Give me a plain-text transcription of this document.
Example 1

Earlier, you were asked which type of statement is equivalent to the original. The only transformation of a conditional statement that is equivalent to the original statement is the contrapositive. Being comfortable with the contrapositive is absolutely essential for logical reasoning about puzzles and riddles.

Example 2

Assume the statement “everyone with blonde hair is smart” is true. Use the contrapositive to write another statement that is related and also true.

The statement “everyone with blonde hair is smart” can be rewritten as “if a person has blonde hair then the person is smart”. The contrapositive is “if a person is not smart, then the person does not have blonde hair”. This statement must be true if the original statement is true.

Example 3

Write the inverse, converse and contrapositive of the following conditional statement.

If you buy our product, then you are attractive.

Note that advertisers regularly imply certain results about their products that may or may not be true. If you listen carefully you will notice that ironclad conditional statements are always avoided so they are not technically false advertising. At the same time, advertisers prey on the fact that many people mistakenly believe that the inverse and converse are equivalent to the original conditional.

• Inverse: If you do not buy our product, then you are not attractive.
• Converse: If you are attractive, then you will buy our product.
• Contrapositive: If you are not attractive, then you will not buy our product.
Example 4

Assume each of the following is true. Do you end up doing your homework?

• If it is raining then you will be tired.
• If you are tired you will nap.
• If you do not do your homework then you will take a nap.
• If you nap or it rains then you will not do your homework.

□ □ □

_WHAT THE EXERCISE ASKS_
Identify each line in the records above containing the word "Example"; copy those lines.

_REPLY TO THE EXERCISE_
Example 1
Example 2
Example 3
Example 4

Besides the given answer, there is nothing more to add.